Begin Extracted information

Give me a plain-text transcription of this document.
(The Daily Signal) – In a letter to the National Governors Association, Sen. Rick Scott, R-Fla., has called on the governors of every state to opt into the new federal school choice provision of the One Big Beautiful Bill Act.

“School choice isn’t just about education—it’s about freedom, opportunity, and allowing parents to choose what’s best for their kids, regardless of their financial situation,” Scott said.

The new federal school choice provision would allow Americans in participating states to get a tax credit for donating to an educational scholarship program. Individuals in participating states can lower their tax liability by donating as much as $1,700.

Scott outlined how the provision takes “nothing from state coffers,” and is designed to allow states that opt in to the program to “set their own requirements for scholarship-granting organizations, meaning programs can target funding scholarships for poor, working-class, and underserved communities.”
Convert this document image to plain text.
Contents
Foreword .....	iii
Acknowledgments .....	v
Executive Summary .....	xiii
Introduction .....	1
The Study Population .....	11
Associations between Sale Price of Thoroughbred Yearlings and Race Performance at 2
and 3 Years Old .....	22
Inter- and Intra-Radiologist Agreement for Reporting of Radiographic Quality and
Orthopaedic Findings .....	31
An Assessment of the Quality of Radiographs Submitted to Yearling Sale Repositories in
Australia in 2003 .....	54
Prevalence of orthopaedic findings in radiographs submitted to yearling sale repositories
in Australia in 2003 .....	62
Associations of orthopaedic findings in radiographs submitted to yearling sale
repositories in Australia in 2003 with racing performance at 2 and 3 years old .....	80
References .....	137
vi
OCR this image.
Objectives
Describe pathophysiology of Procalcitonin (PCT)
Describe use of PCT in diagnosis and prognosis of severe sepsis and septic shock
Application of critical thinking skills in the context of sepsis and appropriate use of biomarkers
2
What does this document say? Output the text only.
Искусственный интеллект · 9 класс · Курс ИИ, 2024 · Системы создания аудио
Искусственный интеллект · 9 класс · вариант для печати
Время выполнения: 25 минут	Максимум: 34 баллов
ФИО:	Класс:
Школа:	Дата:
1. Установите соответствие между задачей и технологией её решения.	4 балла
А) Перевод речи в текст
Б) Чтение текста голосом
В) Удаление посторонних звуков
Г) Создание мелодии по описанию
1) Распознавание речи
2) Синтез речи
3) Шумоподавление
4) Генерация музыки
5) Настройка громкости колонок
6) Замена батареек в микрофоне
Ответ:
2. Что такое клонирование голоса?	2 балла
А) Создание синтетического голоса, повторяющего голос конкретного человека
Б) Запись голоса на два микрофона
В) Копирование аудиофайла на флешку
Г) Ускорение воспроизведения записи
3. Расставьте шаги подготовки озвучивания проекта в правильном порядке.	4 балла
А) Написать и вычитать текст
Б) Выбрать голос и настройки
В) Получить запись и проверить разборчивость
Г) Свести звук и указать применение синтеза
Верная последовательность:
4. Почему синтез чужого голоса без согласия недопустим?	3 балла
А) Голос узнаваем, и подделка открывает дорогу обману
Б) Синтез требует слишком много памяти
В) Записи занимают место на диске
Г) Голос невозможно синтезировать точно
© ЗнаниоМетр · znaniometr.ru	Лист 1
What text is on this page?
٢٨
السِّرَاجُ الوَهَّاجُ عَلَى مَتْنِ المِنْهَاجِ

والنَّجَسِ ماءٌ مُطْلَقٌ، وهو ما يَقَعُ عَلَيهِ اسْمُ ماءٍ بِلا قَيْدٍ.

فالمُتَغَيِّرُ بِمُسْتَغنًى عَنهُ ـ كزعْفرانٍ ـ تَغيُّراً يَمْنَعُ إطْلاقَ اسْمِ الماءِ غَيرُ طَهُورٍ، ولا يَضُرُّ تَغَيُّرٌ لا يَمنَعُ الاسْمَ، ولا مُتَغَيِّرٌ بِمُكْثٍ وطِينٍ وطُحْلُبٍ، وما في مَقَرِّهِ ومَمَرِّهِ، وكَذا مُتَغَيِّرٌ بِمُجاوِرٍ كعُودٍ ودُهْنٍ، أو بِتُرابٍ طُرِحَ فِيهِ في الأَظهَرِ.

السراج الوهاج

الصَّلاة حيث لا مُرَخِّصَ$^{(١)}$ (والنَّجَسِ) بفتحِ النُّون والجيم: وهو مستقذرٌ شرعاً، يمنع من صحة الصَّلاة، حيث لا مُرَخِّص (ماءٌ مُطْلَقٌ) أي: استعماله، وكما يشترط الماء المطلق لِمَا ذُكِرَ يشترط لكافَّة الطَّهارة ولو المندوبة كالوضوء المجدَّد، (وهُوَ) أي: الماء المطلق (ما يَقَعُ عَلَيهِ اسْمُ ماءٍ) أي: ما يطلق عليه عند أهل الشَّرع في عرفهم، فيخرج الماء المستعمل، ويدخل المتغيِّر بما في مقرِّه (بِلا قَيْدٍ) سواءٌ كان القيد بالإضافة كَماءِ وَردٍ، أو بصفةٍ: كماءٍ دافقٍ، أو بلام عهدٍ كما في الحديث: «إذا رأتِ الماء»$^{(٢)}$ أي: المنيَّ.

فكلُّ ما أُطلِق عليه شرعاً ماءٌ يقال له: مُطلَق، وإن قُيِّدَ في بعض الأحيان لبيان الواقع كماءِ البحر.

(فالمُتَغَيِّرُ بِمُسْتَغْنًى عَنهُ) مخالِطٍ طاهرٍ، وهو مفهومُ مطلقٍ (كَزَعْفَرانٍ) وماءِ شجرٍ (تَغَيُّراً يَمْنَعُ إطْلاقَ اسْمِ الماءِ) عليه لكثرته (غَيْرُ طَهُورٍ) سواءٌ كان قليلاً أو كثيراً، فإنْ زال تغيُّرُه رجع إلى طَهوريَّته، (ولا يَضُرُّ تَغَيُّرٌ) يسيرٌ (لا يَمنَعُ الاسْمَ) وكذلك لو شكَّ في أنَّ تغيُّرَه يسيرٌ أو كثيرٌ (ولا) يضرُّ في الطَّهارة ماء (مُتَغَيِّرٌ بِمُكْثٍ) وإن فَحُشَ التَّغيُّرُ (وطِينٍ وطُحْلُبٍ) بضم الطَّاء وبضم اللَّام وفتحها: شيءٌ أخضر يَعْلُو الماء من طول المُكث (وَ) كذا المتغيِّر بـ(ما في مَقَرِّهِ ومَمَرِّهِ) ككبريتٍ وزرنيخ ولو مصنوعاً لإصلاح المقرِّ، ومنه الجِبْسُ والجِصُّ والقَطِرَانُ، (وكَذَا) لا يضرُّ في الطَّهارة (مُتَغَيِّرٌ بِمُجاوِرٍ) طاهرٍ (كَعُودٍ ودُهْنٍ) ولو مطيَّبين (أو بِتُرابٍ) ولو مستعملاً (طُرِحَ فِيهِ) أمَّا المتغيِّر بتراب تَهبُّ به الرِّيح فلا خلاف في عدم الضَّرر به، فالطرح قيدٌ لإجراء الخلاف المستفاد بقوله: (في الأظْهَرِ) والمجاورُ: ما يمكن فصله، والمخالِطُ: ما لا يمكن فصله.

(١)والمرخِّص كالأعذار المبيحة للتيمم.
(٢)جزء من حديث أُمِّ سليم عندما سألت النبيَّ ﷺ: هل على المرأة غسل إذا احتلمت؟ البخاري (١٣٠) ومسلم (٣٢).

End Extracted information

* **Directions for this task**:
Reproduce each line of the material above precisely.

* **Exercise result**:
Give me a plain-text transcription of this document.
(The Daily Signal) – In a letter to the National Governors Association, Sen. Rick Scott, R-Fla., has called on the governors of every state to opt into the new federal school choice provision of the One Big Beautiful Bill Act.

“School choice isn’t just about education—it’s about freedom, opportunity, and allowing parents to choose what’s best for their kids, regardless of their financial situation,” Scott said.

The new federal school choice provision would allow Americans in participating states to get a tax credit for donating to an educational scholarship program. Individuals in participating states can lower their tax liability by donating as much as $1,700.

Scott outlined how the provision takes “nothing from state coffers,” and is designed to allow states that opt in to the program to “set their own requirements for scholarship-granting organizations, meaning programs can target funding scholarships for poor, working-class, and underserved communities.”
Convert this document image to plain text.
Contents
Foreword .....	iii
Acknowledgments .....	v
Executive Summary .....	xiii
Introduction .....	1
The Study Population .....	11
Associations between Sale Price of Thoroughbred Yearlings and Race Performance at 2
and 3 Years Old .....	22
Inter- and Intra-Radiologist Agreement for Reporting of Radiographic Quality and
Orthopaedic Findings .....	31
An Assessment of the Quality of Radiographs Submitted to Yearling Sale Repositories in
Australia in 2003 .....	54
Prevalence of orthopaedic findings in radiographs submitted to yearling sale repositories
in Australia in 2003 .....	62
Associations of orthopaedic findings in radiographs submitted to yearling sale
repositories in Australia in 2003 with racing performance at 2 and 3 years old .....	80
References .....	137
vi
OCR this image.
Objectives
Describe pathophysiology of Procalcitonin (PCT)
Describe use of PCT in diagnosis and prognosis of severe sepsis and septic shock
Application of critical thinking skills in the context of sepsis and appropriate use of biomarkers
2
What does this document say? Output the text only.
Искусственный интеллект · 9 класс · Курс ИИ, 2024 · Системы создания аудио
Искусственный интеллект · 9 класс · вариант для печати
Время выполнения: 25 минут	Максимум: 34 баллов
ФИО:	Класс:
Школа:	Дата:
1. Установите соответствие между задачей и технологией её решения.	4 балла
А) Перевод речи в текст
Б) Чтение текста голосом
В) Удаление посторонних звуков
Г) Создание мелодии по описанию
1) Распознавание речи
2) Синтез речи
3) Шумоподавление
4) Генерация музыки
5) Настройка громкости колонок
6) Замена батареек в микрофоне
Ответ:
2. Что такое клонирование голоса?	2 балла
А) Создание синтетического голоса, повторяющего голос конкретного человека
Б) Запись голоса на два микрофона
В) Копирование аудиофайла на флешку
Г) Ускорение воспроизведения записи
3. Расставьте шаги подготовки озвучивания проекта в правильном порядке.	4 балла
А) Написать и вычитать текст
Б) Выбрать голос и настройки
В) Получить запись и проверить разборчивость
Г) Свести звук и указать применение синтеза
Верная последовательность:
4. Почему синтез чужого голоса без согласия недопустим?	3 балла
А) Голос узнаваем, и подделка открывает дорогу обману
Б) Синтез требует слишком много памяти
В) Записи занимают место на диске
Г) Голос невозможно синтезировать точно
© ЗнаниоМетр · znaniometr.ru	Лист 1
What text is on this page?
٢٨
السِّرَاجُ الوَهَّاجُ عَلَى مَتْنِ المِنْهَاجِ

والنَّجَسِ ماءٌ مُطْلَقٌ، وهو ما يَقَعُ عَلَيهِ اسْمُ ماءٍ بِلا قَيْدٍ.

فالمُتَغَيِّرُ بِمُسْتَغنًى عَنهُ ـ كزعْفرانٍ ـ تَغيُّراً يَمْنَعُ إطْلاقَ اسْمِ الماءِ غَيرُ طَهُورٍ، ولا يَضُرُّ تَغَيُّرٌ لا يَمنَعُ الاسْمَ، ولا مُتَغَيِّرٌ بِمُكْثٍ وطِينٍ وطُحْلُبٍ، وما في مَقَرِّهِ ومَمَرِّهِ، وكَذا مُتَغَيِّرٌ بِمُجاوِرٍ كعُودٍ ودُهْنٍ، أو بِتُرابٍ طُرِحَ فِيهِ في الأَظهَرِ.

السراج الوهاج

الصَّلاة حيث لا مُرَخِّصَ$^{(١)}$ (والنَّجَسِ) بفتحِ النُّون والجيم: وهو مستقذرٌ شرعاً، يمنع من صحة الصَّلاة، حيث لا مُرَخِّص (ماءٌ مُطْلَقٌ) أي: استعماله، وكما يشترط الماء المطلق لِمَا ذُكِرَ يشترط لكافَّة الطَّهارة ولو المندوبة كالوضوء المجدَّد، (وهُوَ) أي: الماء المطلق (ما يَقَعُ عَلَيهِ اسْمُ ماءٍ) أي: ما يطلق عليه عند أهل الشَّرع في عرفهم، فيخرج الماء المستعمل، ويدخل المتغيِّر بما في مقرِّه (بِلا قَيْدٍ) سواءٌ كان القيد بالإضافة كَماءِ وَردٍ، أو بصفةٍ: كماءٍ دافقٍ، أو بلام عهدٍ كما في الحديث: «إذا رأتِ الماء»$^{(٢)}$ أي: المنيَّ.

فكلُّ ما أُطلِق عليه شرعاً ماءٌ يقال له: مُطلَق، وإن قُيِّدَ في بعض الأحيان لبيان الواقع كماءِ البحر.

(فالمُتَغَيِّرُ بِمُسْتَغْنًى عَنهُ) مخالِطٍ طاهرٍ، وهو مفهومُ مطلقٍ (كَزَعْفَرانٍ) وماءِ شجرٍ (تَغَيُّراً يَمْنَعُ إطْلاقَ اسْمِ الماءِ) عليه لكثرته (غَيْرُ طَهُورٍ) سواءٌ كان قليلاً أو كثيراً، فإنْ زال تغيُّرُه رجع إلى طَهوريَّته، (ولا يَضُرُّ تَغَيُّرٌ) يسيرٌ (لا يَمنَعُ الاسْمَ) وكذلك لو شكَّ في أنَّ تغيُّرَه يسيرٌ أو كثيرٌ (ولا) يضرُّ في الطَّهارة ماء (مُتَغَيِّرٌ بِمُكْثٍ) وإن فَحُشَ التَّغيُّرُ (وطِينٍ وطُحْلُبٍ) بضم الطَّاء وبضم اللَّام وفتحها: شيءٌ أخضر يَعْلُو الماء من طول المُكث (وَ) كذا المتغيِّر بـ(ما في مَقَرِّهِ ومَمَرِّهِ) ككبريتٍ وزرنيخ ولو مصنوعاً لإصلاح المقرِّ، ومنه الجِبْسُ والجِصُّ والقَطِرَانُ، (وكَذَا) لا يضرُّ في الطَّهارة (مُتَغَيِّرٌ بِمُجاوِرٍ) طاهرٍ (كَعُودٍ ودُهْنٍ) ولو مطيَّبين (أو بِتُرابٍ) ولو مستعملاً (طُرِحَ فِيهِ) أمَّا المتغيِّر بتراب تَهبُّ به الرِّيح فلا خلاف في عدم الضَّرر به، فالطرح قيدٌ لإجراء الخلاف المستفاد بقوله: (في الأظْهَرِ) والمجاورُ: ما يمكن فصله، والمخالِطُ: ما لا يمكن فصله.

(١)والمرخِّص كالأعذار المبيحة للتيمم.
(٢)جزء من حديث أُمِّ سليم عندما سألت النبيَّ ﷺ: هل على المرأة غسل إذا احتلمت؟ البخاري (١٣٠) ومسلم (٣٢).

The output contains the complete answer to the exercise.